**WORK TO COMPLETE:** Show all lines from the data that include the word "JSON".

# # #

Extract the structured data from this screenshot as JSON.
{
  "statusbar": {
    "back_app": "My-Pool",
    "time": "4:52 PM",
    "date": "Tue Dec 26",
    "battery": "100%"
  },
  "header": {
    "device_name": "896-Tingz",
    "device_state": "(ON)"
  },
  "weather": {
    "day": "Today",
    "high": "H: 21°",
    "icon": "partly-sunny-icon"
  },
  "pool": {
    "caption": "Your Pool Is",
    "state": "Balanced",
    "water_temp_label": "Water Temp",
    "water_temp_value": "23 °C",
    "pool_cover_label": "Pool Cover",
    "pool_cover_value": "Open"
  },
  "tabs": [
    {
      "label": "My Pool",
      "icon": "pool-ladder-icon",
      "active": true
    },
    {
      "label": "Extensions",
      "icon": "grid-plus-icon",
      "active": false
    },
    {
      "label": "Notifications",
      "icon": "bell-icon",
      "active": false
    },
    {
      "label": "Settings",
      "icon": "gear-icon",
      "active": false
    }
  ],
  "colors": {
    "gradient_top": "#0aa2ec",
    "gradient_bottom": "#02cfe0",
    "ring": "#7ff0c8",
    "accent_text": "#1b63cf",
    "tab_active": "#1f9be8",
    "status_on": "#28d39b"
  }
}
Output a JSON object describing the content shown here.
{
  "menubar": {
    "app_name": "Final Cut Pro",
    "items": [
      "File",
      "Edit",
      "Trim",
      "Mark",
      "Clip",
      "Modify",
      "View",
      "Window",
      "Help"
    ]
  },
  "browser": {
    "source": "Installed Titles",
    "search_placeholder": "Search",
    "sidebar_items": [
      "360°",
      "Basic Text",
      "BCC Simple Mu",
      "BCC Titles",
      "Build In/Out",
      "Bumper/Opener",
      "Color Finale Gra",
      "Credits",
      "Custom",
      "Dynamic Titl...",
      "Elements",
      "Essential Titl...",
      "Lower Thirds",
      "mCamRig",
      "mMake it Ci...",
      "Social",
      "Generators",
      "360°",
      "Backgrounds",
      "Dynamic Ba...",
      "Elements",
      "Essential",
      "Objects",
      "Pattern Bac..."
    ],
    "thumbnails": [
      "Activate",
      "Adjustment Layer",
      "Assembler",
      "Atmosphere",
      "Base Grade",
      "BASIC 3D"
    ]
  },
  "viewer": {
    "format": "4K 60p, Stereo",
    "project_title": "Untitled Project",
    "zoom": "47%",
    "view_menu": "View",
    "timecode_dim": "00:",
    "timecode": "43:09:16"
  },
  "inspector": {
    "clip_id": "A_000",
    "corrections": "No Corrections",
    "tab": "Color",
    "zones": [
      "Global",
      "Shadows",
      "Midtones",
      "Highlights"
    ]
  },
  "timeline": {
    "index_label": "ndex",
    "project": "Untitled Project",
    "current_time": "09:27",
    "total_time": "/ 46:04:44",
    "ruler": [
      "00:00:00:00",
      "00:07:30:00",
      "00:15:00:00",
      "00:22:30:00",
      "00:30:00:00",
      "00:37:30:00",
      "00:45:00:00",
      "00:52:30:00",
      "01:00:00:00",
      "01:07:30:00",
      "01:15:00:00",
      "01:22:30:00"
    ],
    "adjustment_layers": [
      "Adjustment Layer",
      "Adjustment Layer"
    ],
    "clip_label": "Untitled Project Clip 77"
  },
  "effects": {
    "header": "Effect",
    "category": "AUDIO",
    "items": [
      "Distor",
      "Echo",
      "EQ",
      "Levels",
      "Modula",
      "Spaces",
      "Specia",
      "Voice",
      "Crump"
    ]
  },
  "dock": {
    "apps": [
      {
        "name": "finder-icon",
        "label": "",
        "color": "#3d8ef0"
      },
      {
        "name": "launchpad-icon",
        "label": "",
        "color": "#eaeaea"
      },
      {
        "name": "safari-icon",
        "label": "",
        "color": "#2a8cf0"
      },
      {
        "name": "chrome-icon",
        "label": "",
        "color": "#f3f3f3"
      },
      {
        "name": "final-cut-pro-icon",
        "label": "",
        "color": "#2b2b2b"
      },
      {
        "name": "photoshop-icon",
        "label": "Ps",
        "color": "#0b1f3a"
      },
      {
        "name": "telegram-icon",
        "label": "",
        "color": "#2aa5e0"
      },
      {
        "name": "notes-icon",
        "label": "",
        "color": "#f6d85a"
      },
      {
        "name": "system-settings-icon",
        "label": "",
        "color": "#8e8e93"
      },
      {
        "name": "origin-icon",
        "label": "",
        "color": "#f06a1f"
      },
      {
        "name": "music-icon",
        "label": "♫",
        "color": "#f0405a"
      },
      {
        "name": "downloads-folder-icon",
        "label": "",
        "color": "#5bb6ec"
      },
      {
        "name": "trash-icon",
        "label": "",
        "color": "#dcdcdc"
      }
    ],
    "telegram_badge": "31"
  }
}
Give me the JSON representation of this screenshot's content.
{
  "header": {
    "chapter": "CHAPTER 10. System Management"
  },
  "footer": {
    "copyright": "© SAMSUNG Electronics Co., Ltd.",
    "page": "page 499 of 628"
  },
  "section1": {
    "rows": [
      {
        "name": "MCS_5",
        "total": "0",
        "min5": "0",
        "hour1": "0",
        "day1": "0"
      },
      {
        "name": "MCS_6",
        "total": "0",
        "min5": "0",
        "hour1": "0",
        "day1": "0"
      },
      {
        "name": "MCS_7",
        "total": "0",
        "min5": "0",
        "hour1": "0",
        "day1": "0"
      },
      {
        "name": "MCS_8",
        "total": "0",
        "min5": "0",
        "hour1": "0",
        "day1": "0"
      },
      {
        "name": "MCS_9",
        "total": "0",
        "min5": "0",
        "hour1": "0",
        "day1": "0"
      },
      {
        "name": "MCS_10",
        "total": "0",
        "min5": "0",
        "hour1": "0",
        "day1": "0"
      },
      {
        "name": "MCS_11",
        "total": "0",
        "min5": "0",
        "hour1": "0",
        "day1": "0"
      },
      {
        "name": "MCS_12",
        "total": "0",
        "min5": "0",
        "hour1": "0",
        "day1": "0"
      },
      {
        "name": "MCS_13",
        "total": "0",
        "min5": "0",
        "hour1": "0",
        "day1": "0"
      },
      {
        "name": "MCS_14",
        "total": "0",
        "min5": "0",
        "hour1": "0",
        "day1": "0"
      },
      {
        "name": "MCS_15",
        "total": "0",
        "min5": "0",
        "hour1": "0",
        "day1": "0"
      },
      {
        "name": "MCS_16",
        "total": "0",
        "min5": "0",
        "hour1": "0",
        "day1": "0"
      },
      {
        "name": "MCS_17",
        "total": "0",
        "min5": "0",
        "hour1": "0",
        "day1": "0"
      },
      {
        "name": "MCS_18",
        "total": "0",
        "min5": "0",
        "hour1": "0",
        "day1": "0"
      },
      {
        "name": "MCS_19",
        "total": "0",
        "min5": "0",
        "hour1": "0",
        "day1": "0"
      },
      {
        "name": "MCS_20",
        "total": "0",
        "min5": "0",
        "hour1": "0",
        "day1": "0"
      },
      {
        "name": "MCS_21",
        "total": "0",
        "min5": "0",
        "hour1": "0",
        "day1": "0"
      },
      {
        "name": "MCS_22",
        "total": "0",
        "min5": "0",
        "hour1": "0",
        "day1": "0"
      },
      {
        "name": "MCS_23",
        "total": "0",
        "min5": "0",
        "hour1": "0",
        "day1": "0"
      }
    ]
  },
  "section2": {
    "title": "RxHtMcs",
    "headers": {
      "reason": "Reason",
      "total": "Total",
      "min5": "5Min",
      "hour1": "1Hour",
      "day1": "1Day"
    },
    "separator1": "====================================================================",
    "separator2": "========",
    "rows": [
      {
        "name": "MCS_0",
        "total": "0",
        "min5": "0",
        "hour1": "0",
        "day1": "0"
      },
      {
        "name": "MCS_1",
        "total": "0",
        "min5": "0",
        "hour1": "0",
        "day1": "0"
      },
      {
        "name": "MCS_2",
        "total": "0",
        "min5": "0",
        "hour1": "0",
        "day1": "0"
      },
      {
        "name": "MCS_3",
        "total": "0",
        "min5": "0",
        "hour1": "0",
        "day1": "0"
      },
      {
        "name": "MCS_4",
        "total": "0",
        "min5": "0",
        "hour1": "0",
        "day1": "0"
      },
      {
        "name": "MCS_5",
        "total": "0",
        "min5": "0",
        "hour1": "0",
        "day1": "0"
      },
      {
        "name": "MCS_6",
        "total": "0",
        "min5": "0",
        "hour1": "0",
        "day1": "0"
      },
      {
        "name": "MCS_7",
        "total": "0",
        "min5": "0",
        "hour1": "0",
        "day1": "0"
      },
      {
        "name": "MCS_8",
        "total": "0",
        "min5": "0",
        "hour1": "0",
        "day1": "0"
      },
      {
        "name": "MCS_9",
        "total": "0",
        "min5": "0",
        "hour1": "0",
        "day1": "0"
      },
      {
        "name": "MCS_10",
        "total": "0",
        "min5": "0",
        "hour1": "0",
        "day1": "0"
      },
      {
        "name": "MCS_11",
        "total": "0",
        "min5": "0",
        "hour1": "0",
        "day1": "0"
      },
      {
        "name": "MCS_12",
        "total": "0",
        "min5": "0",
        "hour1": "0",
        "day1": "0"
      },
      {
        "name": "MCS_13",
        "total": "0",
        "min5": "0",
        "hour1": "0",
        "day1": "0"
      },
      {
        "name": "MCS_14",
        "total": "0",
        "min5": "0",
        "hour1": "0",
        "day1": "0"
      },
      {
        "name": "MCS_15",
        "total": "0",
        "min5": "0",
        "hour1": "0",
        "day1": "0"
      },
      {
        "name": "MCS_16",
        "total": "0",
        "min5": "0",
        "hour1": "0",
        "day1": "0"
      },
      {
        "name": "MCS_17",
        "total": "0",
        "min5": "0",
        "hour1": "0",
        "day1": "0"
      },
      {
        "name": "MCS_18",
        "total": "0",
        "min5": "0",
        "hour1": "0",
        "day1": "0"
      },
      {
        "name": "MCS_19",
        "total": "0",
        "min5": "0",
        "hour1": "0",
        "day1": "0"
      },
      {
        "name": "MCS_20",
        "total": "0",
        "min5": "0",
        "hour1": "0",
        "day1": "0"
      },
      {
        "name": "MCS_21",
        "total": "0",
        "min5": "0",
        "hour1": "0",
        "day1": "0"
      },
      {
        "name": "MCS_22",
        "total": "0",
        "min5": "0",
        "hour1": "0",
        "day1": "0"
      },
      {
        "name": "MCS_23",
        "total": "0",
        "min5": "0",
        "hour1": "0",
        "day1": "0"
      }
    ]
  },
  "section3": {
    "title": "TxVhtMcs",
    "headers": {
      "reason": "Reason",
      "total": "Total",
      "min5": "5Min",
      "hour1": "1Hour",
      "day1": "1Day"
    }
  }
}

# # #

**ANSWER FOR THIS EXERCISE:**
Extract the structured data from this screenshot as JSON.
Output a JSON object describing the content shown here.
Give me the JSON representation of this screenshot's content.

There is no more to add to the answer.